[Dataset items]
>>>

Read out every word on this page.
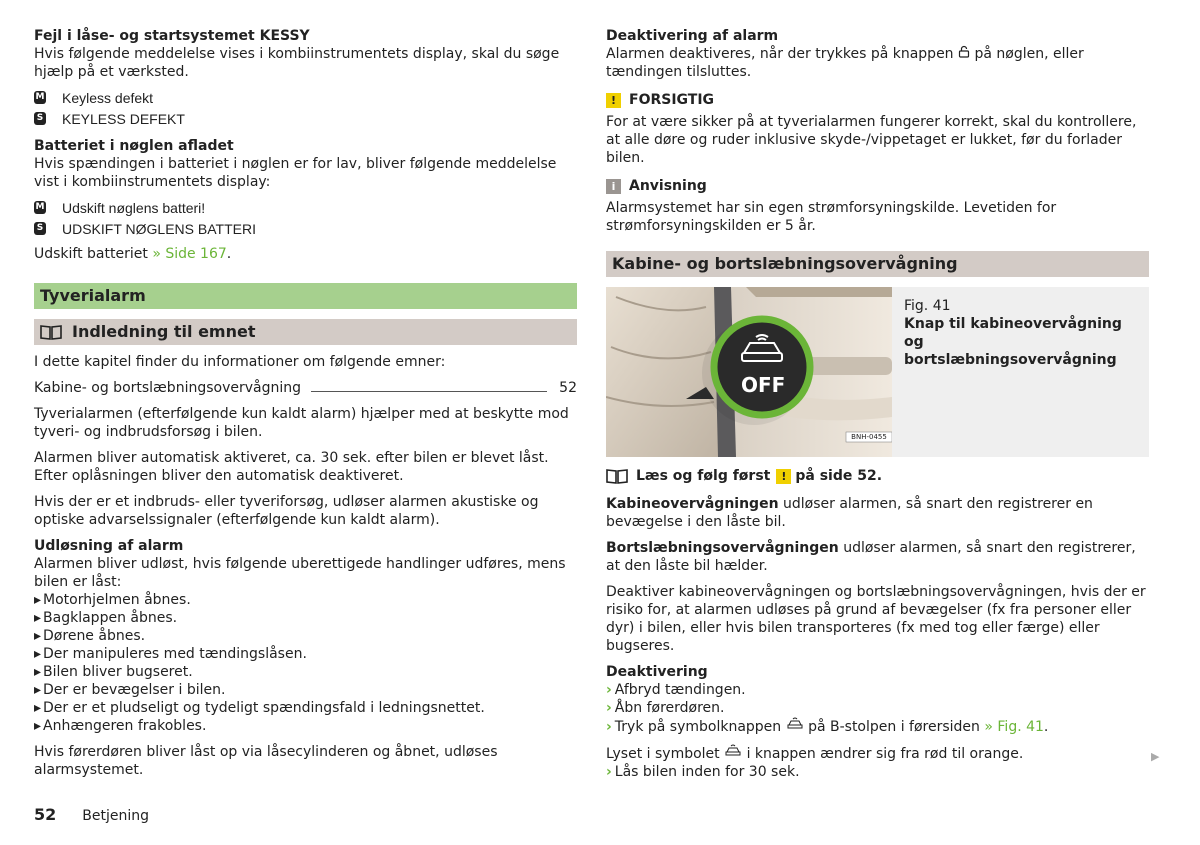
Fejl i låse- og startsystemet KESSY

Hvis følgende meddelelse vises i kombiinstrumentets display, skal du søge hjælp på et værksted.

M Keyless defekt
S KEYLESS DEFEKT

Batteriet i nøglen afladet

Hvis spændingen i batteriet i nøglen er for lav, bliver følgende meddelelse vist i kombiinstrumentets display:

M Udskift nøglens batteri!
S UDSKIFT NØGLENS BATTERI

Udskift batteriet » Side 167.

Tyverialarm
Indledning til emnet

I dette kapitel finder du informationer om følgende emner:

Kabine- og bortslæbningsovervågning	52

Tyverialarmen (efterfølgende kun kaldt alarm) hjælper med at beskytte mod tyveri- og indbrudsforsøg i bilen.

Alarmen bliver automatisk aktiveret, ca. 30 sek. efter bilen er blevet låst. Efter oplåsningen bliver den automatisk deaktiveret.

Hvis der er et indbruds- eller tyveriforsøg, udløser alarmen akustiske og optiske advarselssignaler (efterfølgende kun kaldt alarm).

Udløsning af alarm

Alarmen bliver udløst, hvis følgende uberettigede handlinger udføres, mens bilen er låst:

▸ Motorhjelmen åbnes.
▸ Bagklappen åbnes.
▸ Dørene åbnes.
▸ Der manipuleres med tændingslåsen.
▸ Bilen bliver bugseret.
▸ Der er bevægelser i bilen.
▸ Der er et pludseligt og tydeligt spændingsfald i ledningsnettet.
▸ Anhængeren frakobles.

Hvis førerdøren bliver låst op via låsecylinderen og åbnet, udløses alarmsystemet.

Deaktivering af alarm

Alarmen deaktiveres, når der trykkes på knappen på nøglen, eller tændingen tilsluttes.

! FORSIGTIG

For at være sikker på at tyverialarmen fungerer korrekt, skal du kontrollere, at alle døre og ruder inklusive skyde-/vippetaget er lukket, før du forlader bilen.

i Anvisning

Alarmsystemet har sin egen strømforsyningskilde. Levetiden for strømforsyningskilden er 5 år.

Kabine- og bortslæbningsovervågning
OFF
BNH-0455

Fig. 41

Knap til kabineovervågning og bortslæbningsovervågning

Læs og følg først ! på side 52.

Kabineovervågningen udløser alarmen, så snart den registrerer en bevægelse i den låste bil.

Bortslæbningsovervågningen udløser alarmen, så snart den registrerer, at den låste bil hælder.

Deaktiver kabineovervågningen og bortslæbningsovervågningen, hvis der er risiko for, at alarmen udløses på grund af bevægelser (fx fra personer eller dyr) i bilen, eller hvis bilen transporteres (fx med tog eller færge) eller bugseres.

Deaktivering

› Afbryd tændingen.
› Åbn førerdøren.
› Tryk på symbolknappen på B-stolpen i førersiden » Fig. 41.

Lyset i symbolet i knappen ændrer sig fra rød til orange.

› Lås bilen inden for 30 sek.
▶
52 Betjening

<<<
>>>

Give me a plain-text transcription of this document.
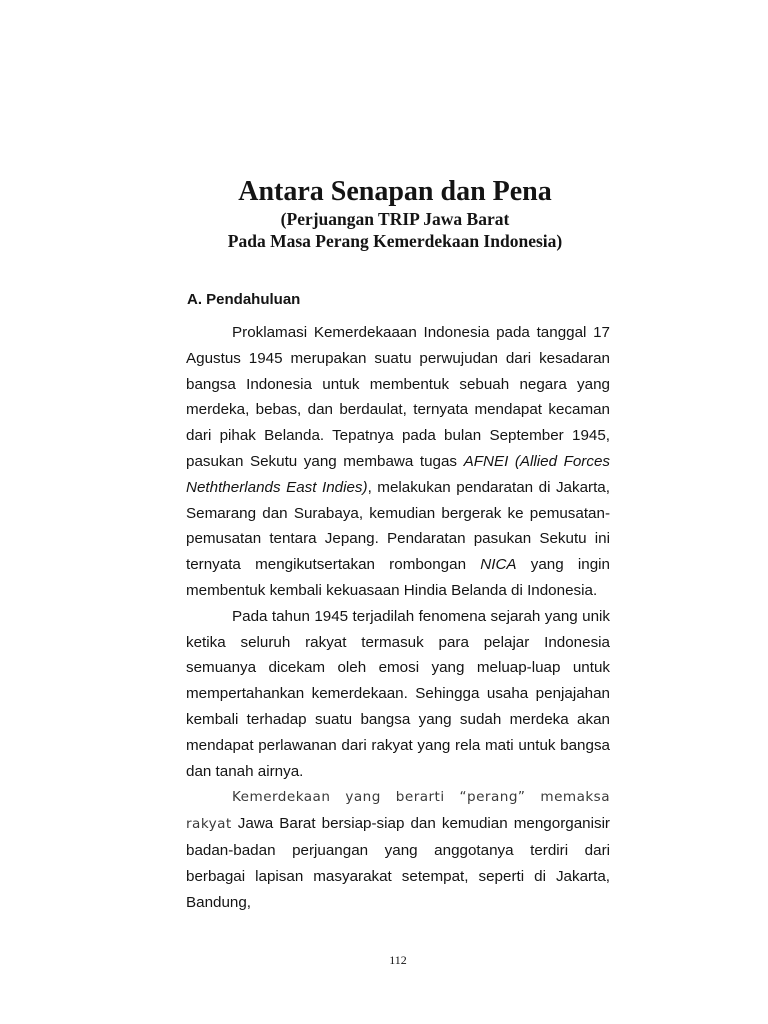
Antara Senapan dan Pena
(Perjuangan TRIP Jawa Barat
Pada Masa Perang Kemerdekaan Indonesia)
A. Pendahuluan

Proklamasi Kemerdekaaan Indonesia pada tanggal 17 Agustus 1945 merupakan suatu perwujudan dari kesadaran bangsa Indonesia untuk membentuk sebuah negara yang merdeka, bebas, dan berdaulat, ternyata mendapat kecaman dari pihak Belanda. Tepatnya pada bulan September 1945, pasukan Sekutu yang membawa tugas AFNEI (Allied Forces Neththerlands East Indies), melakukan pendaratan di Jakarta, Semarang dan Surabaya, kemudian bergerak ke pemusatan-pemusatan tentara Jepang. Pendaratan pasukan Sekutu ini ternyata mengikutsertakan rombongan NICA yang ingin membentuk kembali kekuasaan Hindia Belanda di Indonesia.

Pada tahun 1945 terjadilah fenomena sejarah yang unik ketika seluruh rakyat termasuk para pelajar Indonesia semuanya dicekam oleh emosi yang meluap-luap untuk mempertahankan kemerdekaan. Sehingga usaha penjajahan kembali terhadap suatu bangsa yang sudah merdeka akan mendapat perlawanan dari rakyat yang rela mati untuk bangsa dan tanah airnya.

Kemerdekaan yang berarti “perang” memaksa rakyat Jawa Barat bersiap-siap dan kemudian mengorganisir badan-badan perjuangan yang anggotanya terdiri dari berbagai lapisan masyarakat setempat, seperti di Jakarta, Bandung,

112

<<<

* What to work on *
Show each line in the entries that holds the string "kemudian".

* Problem solution *
Proklamasi Kemerdekaaan Indonesia pada tanggal 17 Agustus 1945 merupakan suatu perwujudan dari kesadaran bangsa Indonesia untuk membentuk sebuah negara yang merdeka, bebas, dan berdaulat, ternyata mendapat kecaman dari pihak Belanda. Tepatnya pada bulan September 1945, pasukan Sekutu yang membawa tugas AFNEI (Allied Forces Neththerlands East Indies), melakukan pendaratan di Jakarta, Semarang dan Surabaya, kemudian bergerak ke pemusatan-pemusatan tentara Jepang. Pendaratan pasukan Sekutu ini ternyata mengikutsertakan rombongan NICA yang ingin membentuk kembali kekuasaan Hindia Belanda di Indonesia.
Kemerdekaan yang berarti “perang” memaksa rakyat Jawa Barat bersiap-siap dan kemudian mengorganisir badan-badan perjuangan yang anggotanya terdiri dari berbagai lapisan masyarakat setempat, seperti di Jakarta, Bandung,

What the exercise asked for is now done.